» **Exercise details**: Report how many lines in the data below hold the string "auch". Nothing else should appear in the answer.

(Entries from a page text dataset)
• • •

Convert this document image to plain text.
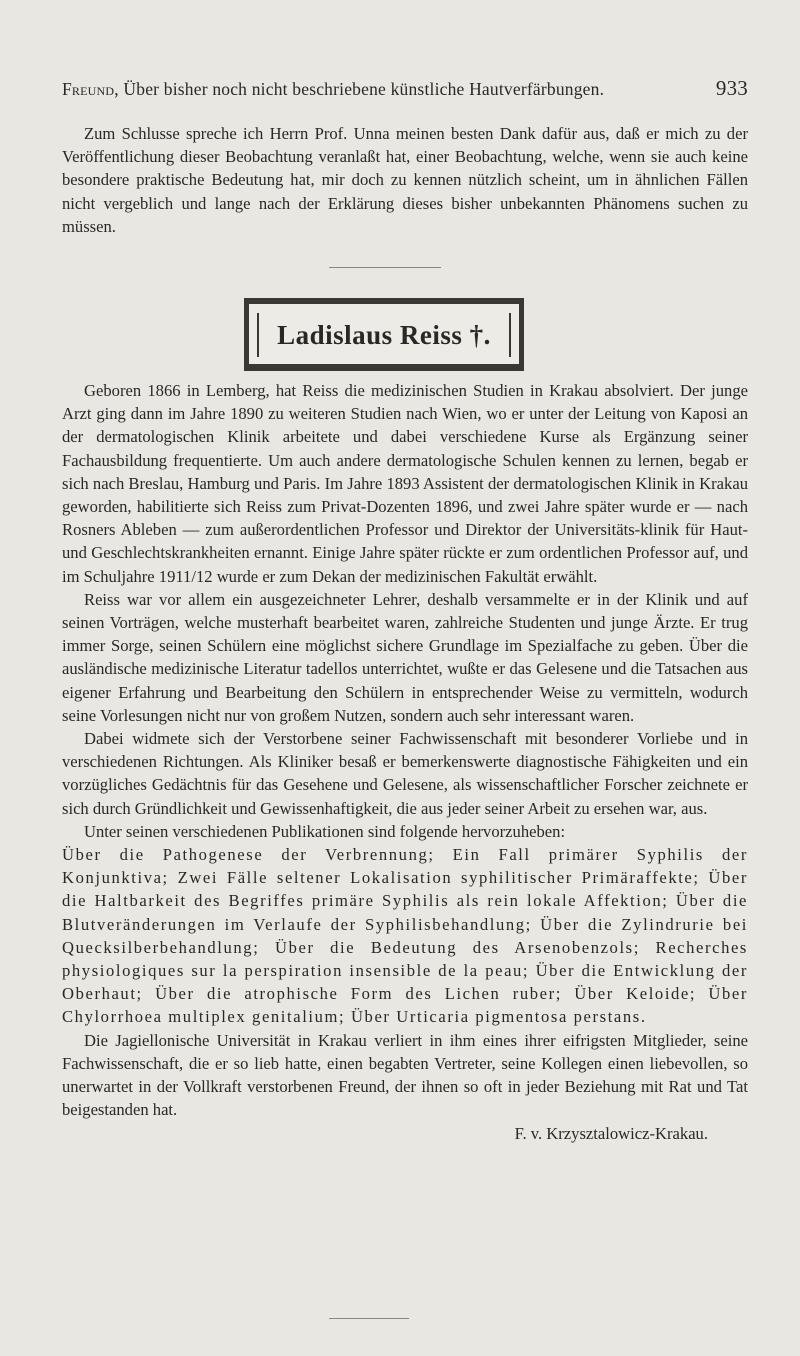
Freund, Über bisher noch nicht beschriebene künstliche Hautverfärbungen.	933

Zum Schlusse spreche ich Herrn Prof. Unna meinen besten Dank dafür aus, daß er mich zu der Veröffentlichung dieser Beobachtung veranlaßt hat, einer Beobachtung, welche, wenn sie auch keine besondere praktische Bedeutung hat, mir doch zu kennen nützlich scheint, um in ähnlichen Fällen nicht vergeblich und lange nach der Erklärung dieses bisher unbekannten Phänomens suchen zu müssen.

Ladislaus Reiss †.

Geboren 1866 in Lemberg, hat Reiss die medizinischen Studien in Krakau absolviert. Der junge Arzt ging dann im Jahre 1890 zu weiteren Studien nach Wien, wo er unter der Leitung von Kaposi an der dermatologischen Klinik arbeitete und dabei verschiedene Kurse als Ergänzung seiner Fachausbildung frequentierte. Um auch andere dermatologische Schulen kennen zu lernen, begab er sich nach Breslau, Hamburg und Paris. Im Jahre 1893 Assistent der dermatologischen Klinik in Krakau geworden, habilitierte sich Reiss zum Privat-Dozenten 1896, und zwei Jahre später wurde er — nach Rosners Ableben — zum außerordentlichen Professor und Direktor der Universitäts-klinik für Haut- und Geschlechtskrankheiten ernannt. Einige Jahre später rückte er zum ordentlichen Professor auf, und im Schuljahre 1911/12 wurde er zum Dekan der medizinischen Fakultät erwählt.

Reiss war vor allem ein ausgezeichneter Lehrer, deshalb versammelte er in der Klinik und auf seinen Vorträgen, welche musterhaft bearbeitet waren, zahlreiche Studenten und junge Ärzte. Er trug immer Sorge, seinen Schülern eine möglichst sichere Grundlage im Spezialfache zu geben. Über die ausländische medizinische Literatur tadellos unterrichtet, wußte er das Gelesene und die Tatsachen aus eigener Erfahrung und Bearbeitung den Schülern in entsprechender Weise zu vermitteln, wodurch seine Vorlesungen nicht nur von großem Nutzen, sondern auch sehr interessant waren.

Dabei widmete sich der Verstorbene seiner Fachwissenschaft mit besonderer Vorliebe und in verschiedenen Richtungen. Als Kliniker besaß er bemerkenswerte diagnostische Fähigkeiten und ein vorzügliches Gedächtnis für das Gesehene und Gelesene, als wissenschaftlicher Forscher zeichnete er sich durch Gründlichkeit und Gewissenhaftigkeit, die aus jeder seiner Arbeit zu ersehen war, aus.

Unter seinen verschiedenen Publikationen sind folgende hervorzuheben:

Über die Pathogenese der Verbrennung; Ein Fall primärer Syphilis der Konjunktiva; Zwei Fälle seltener Lokalisation syphilitischer Primäraffekte; Über die Haltbarkeit des Begriffes primäre Syphilis als rein lokale Affektion; Über die Blutveränderungen im Verlaufe der Syphilisbehandlung; Über die Zylindrurie bei Quecksilberbehandlung; Über die Bedeutung des Arsenobenzols; Recherches physiologiques sur la perspiration insensible de la peau; Über die Entwicklung der Oberhaut; Über die atrophische Form des Lichen ruber; Über Keloide; Über Chylorrhoea multiplex genitalium; Über Urticaria pigmentosa perstans.

Die Jagiellonische Universität in Krakau verliert in ihm eines ihrer eifrigsten Mitglieder, seine Fachwissenschaft, die er so lieb hatte, einen begabten Vertreter, seine Kollegen einen liebevollen, so unerwartet in der Vollkraft verstorbenen Freund, der ihnen so oft in jeder Beziehung mit Rat und Tat beigestanden hat.

F. v. Krzysztalowicz-Krakau.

• • •

» **Task solution**: 3